>>>

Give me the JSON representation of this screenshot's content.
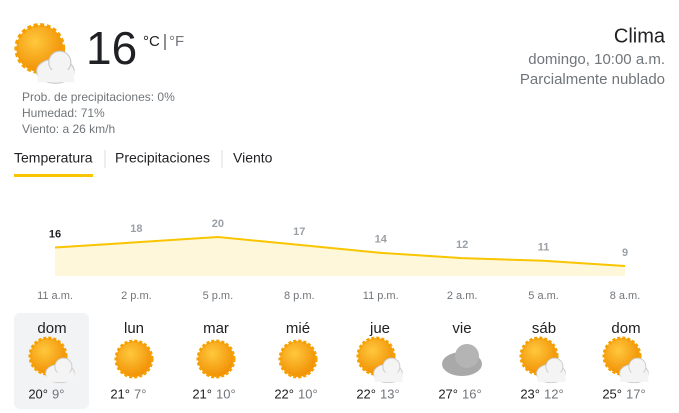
{
  "current": {
    "temperature": "16",
    "unit_c": "°C",
    "unit_f": "°F",
    "precipitation": "Prob. de precipitaciones: 0%",
    "humidity": "Humedad: 71%",
    "wind": "Viento: a 26 km/h"
  },
  "header": {
    "title": "Clima",
    "time": "domingo, 10:00 a.m.",
    "condition": "Parcialmente nublado"
  },
  "tabs": [
    "Temperatura",
    "Precipitaciones",
    "Viento"
  ],
  "chart_data": {
    "type": "area",
    "categories": [
      "11 a.m.",
      "2 p.m.",
      "5 p.m.",
      "8 p.m.",
      "11 p.m.",
      "2 a.m.",
      "5 a.m.",
      "8 a.m."
    ],
    "values": [
      16,
      18,
      20,
      17,
      14,
      12,
      11,
      9
    ],
    "color": "#f9c500"
  },
  "days": [
    {
      "name": "dom",
      "high": "20°",
      "low": "9°"
    },
    {
      "name": "lun",
      "high": "21°",
      "low": "7°"
    },
    {
      "name": "mar",
      "high": "21°",
      "low": "10°"
    },
    {
      "name": "mié",
      "high": "22°",
      "low": "10°"
    },
    {
      "name": "jue",
      "high": "22°",
      "low": "13°"
    },
    {
      "name": "vie",
      "high": "27°",
      "low": "16°"
    },
    {
      "name": "sáb",
      "high": "23°",
      "low": "12°"
    },
    {
      "name": "dom",
      "high": "25°",
      "low": "17°"
    }
  ]
}
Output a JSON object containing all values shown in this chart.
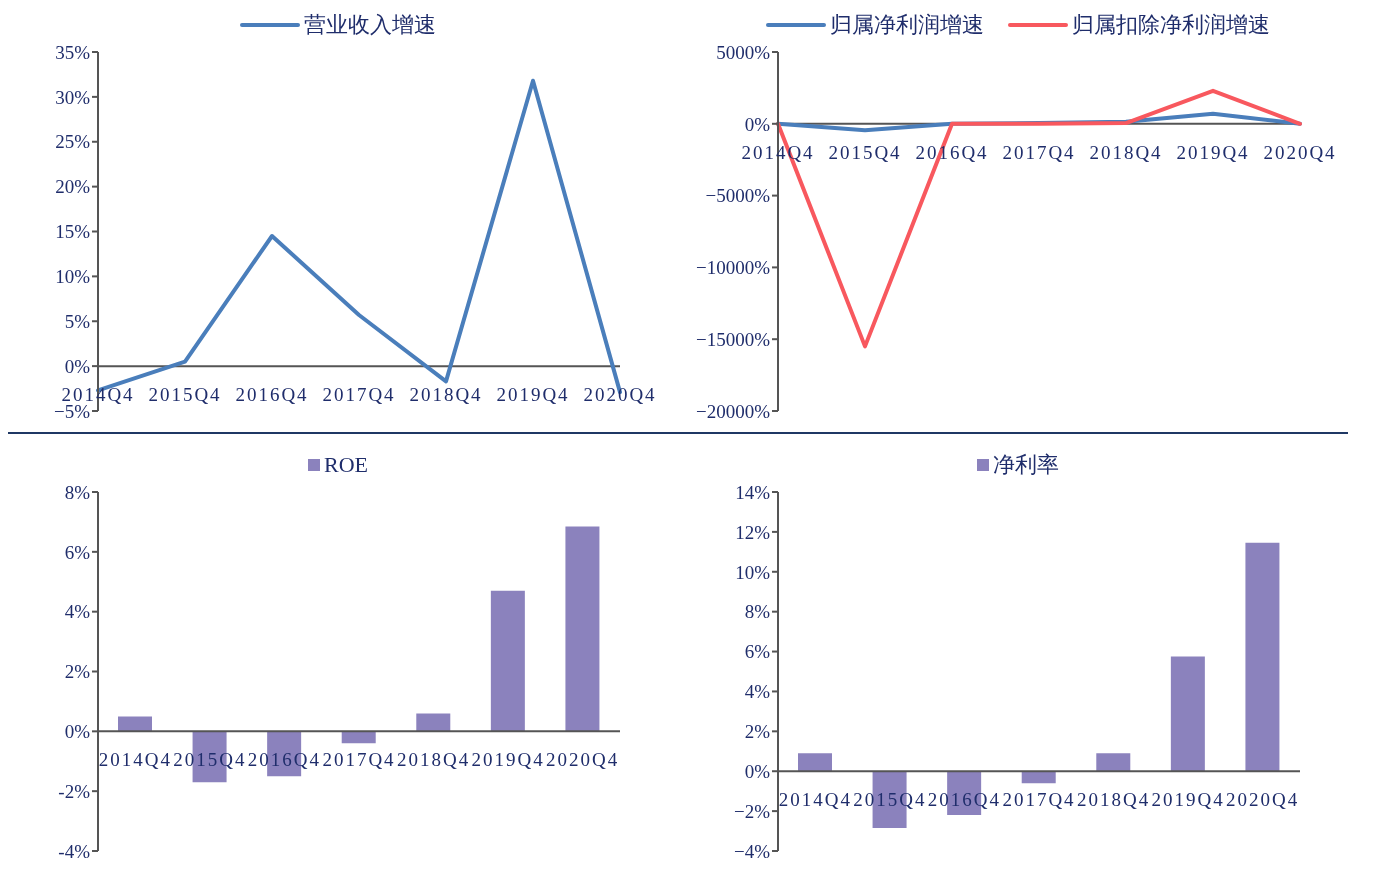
{
  "chart_data": [
    {
      "type": "line",
      "categories": [
        "2014Q4",
        "2015Q4",
        "2016Q4",
        "2017Q4",
        "2018Q4",
        "2019Q4",
        "2020Q4"
      ],
      "series": [
        {
          "name": "营业收入增速",
          "color": "#4a7ebb",
          "values": [
            -2.7,
            0.5,
            14.5,
            5.7,
            -1.7,
            31.8,
            -2.9
          ]
        }
      ],
      "ylim": [
        -5,
        35
      ],
      "yticks": [
        {
          "value": -5,
          "label": "−5%"
        },
        {
          "value": 0,
          "label": "0%"
        },
        {
          "value": 5,
          "label": "5%"
        },
        {
          "value": 10,
          "label": "10%"
        },
        {
          "value": 15,
          "label": "15%"
        },
        {
          "value": 20,
          "label": "20%"
        },
        {
          "value": 25,
          "label": "25%"
        },
        {
          "value": 30,
          "label": "30%"
        },
        {
          "value": 35,
          "label": "35%"
        }
      ],
      "legend": "top",
      "marker": "none",
      "line_style": "solid"
    },
    {
      "type": "line",
      "categories": [
        "2014Q4",
        "2015Q4",
        "2016Q4",
        "2017Q4",
        "2018Q4",
        "2019Q4",
        "2020Q4"
      ],
      "series": [
        {
          "name": "归属净利润增速",
          "color": "#4a7ebb",
          "values": [
            0,
            -450,
            0,
            50,
            150,
            700,
            0
          ]
        },
        {
          "name": "归属扣除净利润增速",
          "color": "#f8585e",
          "values": [
            0,
            -15500,
            0,
            0,
            50,
            2300,
            0
          ]
        }
      ],
      "ylim": [
        -20000,
        5000
      ],
      "yticks": [
        {
          "value": -20000,
          "label": "−20000%"
        },
        {
          "value": -15000,
          "label": "−15000%"
        },
        {
          "value": -10000,
          "label": "−10000%"
        },
        {
          "value": -5000,
          "label": "−5000%"
        },
        {
          "value": 0,
          "label": "0%"
        },
        {
          "value": 5000,
          "label": "5000%"
        }
      ],
      "legend": "top",
      "marker": "none",
      "line_style": "solid"
    },
    {
      "type": "bar",
      "categories": [
        "2014Q4",
        "2015Q4",
        "2016Q4",
        "2017Q4",
        "2018Q4",
        "2019Q4",
        "2020Q4"
      ],
      "series": [
        {
          "name": "ROE",
          "color": "#8b82bd",
          "values": [
            0.5,
            -1.7,
            -1.5,
            -0.4,
            0.6,
            4.7,
            6.85
          ]
        }
      ],
      "ylim": [
        -4,
        8
      ],
      "yticks": [
        {
          "value": -4,
          "label": "-4%"
        },
        {
          "value": -2,
          "label": "-2%"
        },
        {
          "value": 0,
          "label": "0%"
        },
        {
          "value": 2,
          "label": "2%"
        },
        {
          "value": 4,
          "label": "4%"
        },
        {
          "value": 6,
          "label": "6%"
        },
        {
          "value": 8,
          "label": "8%"
        }
      ],
      "legend": "top"
    },
    {
      "type": "bar",
      "categories": [
        "2014Q4",
        "2015Q4",
        "2016Q4",
        "2017Q4",
        "2018Q4",
        "2019Q4",
        "2020Q4"
      ],
      "series": [
        {
          "name": "净利率",
          "color": "#8b82bd",
          "values": [
            0.9,
            -2.85,
            -2.2,
            -0.6,
            0.9,
            5.75,
            11.45
          ]
        }
      ],
      "ylim": [
        -4,
        14
      ],
      "yticks": [
        {
          "value": -4,
          "label": "−4%"
        },
        {
          "value": -2,
          "label": "−2%"
        },
        {
          "value": 0,
          "label": "0%"
        },
        {
          "value": 2,
          "label": "2%"
        },
        {
          "value": 4,
          "label": "4%"
        },
        {
          "value": 6,
          "label": "6%"
        },
        {
          "value": 8,
          "label": "8%"
        },
        {
          "value": 10,
          "label": "10%"
        },
        {
          "value": 12,
          "label": "12%"
        },
        {
          "value": 14,
          "label": "14%"
        }
      ],
      "legend": "top"
    }
  ]
}
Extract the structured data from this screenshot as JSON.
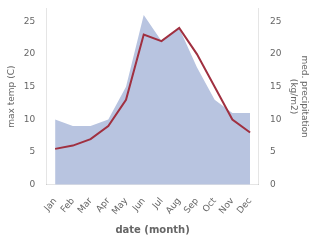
{
  "chart_data": {
    "type": "line",
    "categories": [
      "Jan",
      "Feb",
      "Mar",
      "Apr",
      "May",
      "Jun",
      "Jul",
      "Aug",
      "Sep",
      "Oct",
      "Nov",
      "Dec"
    ],
    "xlabel": "date (month)",
    "ylabel": "max temp (C)",
    "y2label": "med. precipitation\n(kg/m2)",
    "series": [
      {
        "type": "line",
        "color": "#a03040",
        "values": [
          5.5,
          6.0,
          7.0,
          9.0,
          13.0,
          23.0,
          22.0,
          24.0,
          20.0,
          15.0,
          10.0,
          8.0
        ]
      },
      {
        "type": "area",
        "color": "#b8c4e0",
        "axis": "y2",
        "values": [
          10.0,
          9.0,
          9.0,
          10.0,
          15.0,
          26.0,
          22.0,
          24.0,
          18.0,
          13.0,
          11.0,
          11.0
        ]
      }
    ],
    "ylim": [
      0,
      27
    ],
    "yticks": [
      0,
      5,
      10,
      15,
      20,
      25
    ],
    "y2lim": [
      0,
      27
    ],
    "y2ticks": [
      0,
      5,
      10,
      15,
      20,
      25
    ],
    "grid": false
  }
}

<<<

Can you retype every record above exactly, leaving out the pictures?

Exercise result –
Give me the JSON representation of this screenshot's content.
{
  "current": {
    "temperature": "16",
    "unit_c": "°C",
    "unit_f": "°F",
    "precipitation": "Prob. de precipitaciones: 0%",
    "humidity": "Humedad: 71%",
    "wind": "Viento: a 26 km/h"
  },
  "header": {
    "title": "Clima",
    "time": "domingo, 10:00 a.m.",
    "condition": "Parcialmente nublado"
  },
  "tabs": [
    "Temperatura",
    "Precipitaciones",
    "Viento"
  ],
  "chart_data": {
    "type": "area",
    "categories": [
      "11 a.m.",
      "2 p.m.",
      "5 p.m.",
      "8 p.m.",
      "11 p.m.",
      "2 a.m.",
      "5 a.m.",
      "8 a.m."
    ],
    "values": [
      16,
      18,
      20,
      17,
      14,
      12,
      11,
      9
    ],
    "color": "#f9c500"
  },
  "days": [
    {
      "name": "dom",
      "high": "20°",
      "low": "9°"
    },
    {
      "name": "lun",
      "high": "21°",
      "low": "7°"
    },
    {
      "name": "mar",
      "high": "21°",
      "low": "10°"
    },
    {
      "name": "mié",
      "high": "22°",
      "low": "10°"
    },
    {
      "name": "jue",
      "high": "22°",
      "low": "13°"
    },
    {
      "name": "vie",
      "high": "27°",
      "low": "16°"
    },
    {
      "name": "sáb",
      "high": "23°",
      "low": "12°"
    },
    {
      "name": "dom",
      "high": "25°",
      "low": "17°"
    }
  ]
}
Output a JSON object containing all values shown in this chart.
{
  "chart_data": [
    {
      "type": "line",
      "categories": [
        "2014Q4",
        "2015Q4",
        "2016Q4",
        "2017Q4",
        "2018Q4",
        "2019Q4",
        "2020Q4"
      ],
      "series": [
        {
          "name": "营业收入增速",
          "color": "#4a7ebb",
          "values": [
            -2.7,
            0.5,
            14.5,
            5.7,
            -1.7,
            31.8,
            -2.9
          ]
        }
      ],
      "ylim": [
        -5,
        35
      ],
      "yticks": [
        {
          "value": -5,
          "label": "−5%"
        },
        {
          "value": 0,
          "label": "0%"
        },
        {
          "value": 5,
          "label": "5%"
        },
        {
          "value": 10,
          "label": "10%"
        },
        {
          "value": 15,
          "label": "15%"
        },
        {
          "value": 20,
          "label": "20%"
        },
        {
          "value": 25,
          "label": "25%"
        },
        {
          "value": 30,
          "label": "30%"
        },
        {
          "value": 35,
          "label": "35%"
        }
      ],
      "legend": "top",
      "marker": "none",
      "line_style": "solid"
    },
    {
      "type": "line",
      "categories": [
        "2014Q4",
        "2015Q4",
        "2016Q4",
        "2017Q4",
        "2018Q4",
        "2019Q4",
        "2020Q4"
      ],
      "series": [
        {
          "name": "归属净利润增速",
          "color": "#4a7ebb",
          "values": [
            0,
            -450,
            0,
            50,
            150,
            700,
            0
          ]
        },
        {
          "name": "归属扣除净利润增速",
          "color": "#f8585e",
          "values": [
            0,
            -15500,
            0,
            0,
            50,
            2300,
            0
          ]
        }
      ],
      "ylim": [
        -20000,
        5000
      ],
      "yticks": [
        {
          "value": -20000,
          "label": "−20000%"
        },
        {
          "value": -15000,
          "label": "−15000%"
        },
        {
          "value": -10000,
          "label": "−10000%"
        },
        {
          "value": -5000,
          "label": "−5000%"
        },
        {
          "value": 0,
          "label": "0%"
        },
        {
          "value": 5000,
          "label": "5000%"
        }
      ],
      "legend": "top",
      "marker": "none",
      "line_style": "solid"
    },
    {
      "type": "bar",
      "categories": [
        "2014Q4",
        "2015Q4",
        "2016Q4",
        "2017Q4",
        "2018Q4",
        "2019Q4",
        "2020Q4"
      ],
      "series": [
        {
          "name": "ROE",
          "color": "#8b82bd",
          "values": [
            0.5,
            -1.7,
            -1.5,
            -0.4,
            0.6,
            4.7,
            6.85
          ]
        }
      ],
      "ylim": [
        -4,
        8
      ],
      "yticks": [
        {
          "value": -4,
          "label": "-4%"
        },
        {
          "value": -2,
          "label": "-2%"
        },
        {
          "value": 0,
          "label": "0%"
        },
        {
          "value": 2,
          "label": "2%"
        },
        {
          "value": 4,
          "label": "4%"
        },
        {
          "value": 6,
          "label": "6%"
        },
        {
          "value": 8,
          "label": "8%"
        }
      ],
      "legend": "top"
    },
    {
      "type": "bar",
      "categories": [
        "2014Q4",
        "2015Q4",
        "2016Q4",
        "2017Q4",
        "2018Q4",
        "2019Q4",
        "2020Q4"
      ],
      "series": [
        {
          "name": "净利率",
          "color": "#8b82bd",
          "values": [
            0.9,
            -2.85,
            -2.2,
            -0.6,
            0.9,
            5.75,
            11.45
          ]
        }
      ],
      "ylim": [
        -4,
        14
      ],
      "yticks": [
        {
          "value": -4,
          "label": "−4%"
        },
        {
          "value": -2,
          "label": "−2%"
        },
        {
          "value": 0,
          "label": "0%"
        },
        {
          "value": 2,
          "label": "2%"
        },
        {
          "value": 4,
          "label": "4%"
        },
        {
          "value": 6,
          "label": "6%"
        },
        {
          "value": 8,
          "label": "8%"
        },
        {
          "value": 10,
          "label": "10%"
        },
        {
          "value": 12,
          "label": "12%"
        },
        {
          "value": 14,
          "label": "14%"
        }
      ],
      "legend": "top"
    }
  ]
}
Extract the structured data from this screenshot as JSON.
{
  "chart_data": {
    "type": "line",
    "categories": [
      "Jan",
      "Feb",
      "Mar",
      "Apr",
      "May",
      "Jun",
      "Jul",
      "Aug",
      "Sep",
      "Oct",
      "Nov",
      "Dec"
    ],
    "xlabel": "date (month)",
    "ylabel": "max temp (C)",
    "y2label": "med. precipitation\n(kg/m2)",
    "series": [
      {
        "type": "line",
        "color": "#a03040",
        "values": [
          5.5,
          6.0,
          7.0,
          9.0,
          13.0,
          23.0,
          22.0,
          24.0,
          20.0,
          15.0,
          10.0,
          8.0
        ]
      },
      {
        "type": "area",
        "color": "#b8c4e0",
        "axis": "y2",
        "values": [
          10.0,
          9.0,
          9.0,
          10.0,
          15.0,
          26.0,
          22.0,
          24.0,
          18.0,
          13.0,
          11.0,
          11.0
        ]
      }
    ],
    "ylim": [
      0,
      27
    ],
    "yticks": [
      0,
      5,
      10,
      15,
      20,
      25
    ],
    "y2lim": [
      0,
      27
    ],
    "y2ticks": [
      0,
      5,
      10,
      15,
      20,
      25
    ],
    "grid": false
  }
}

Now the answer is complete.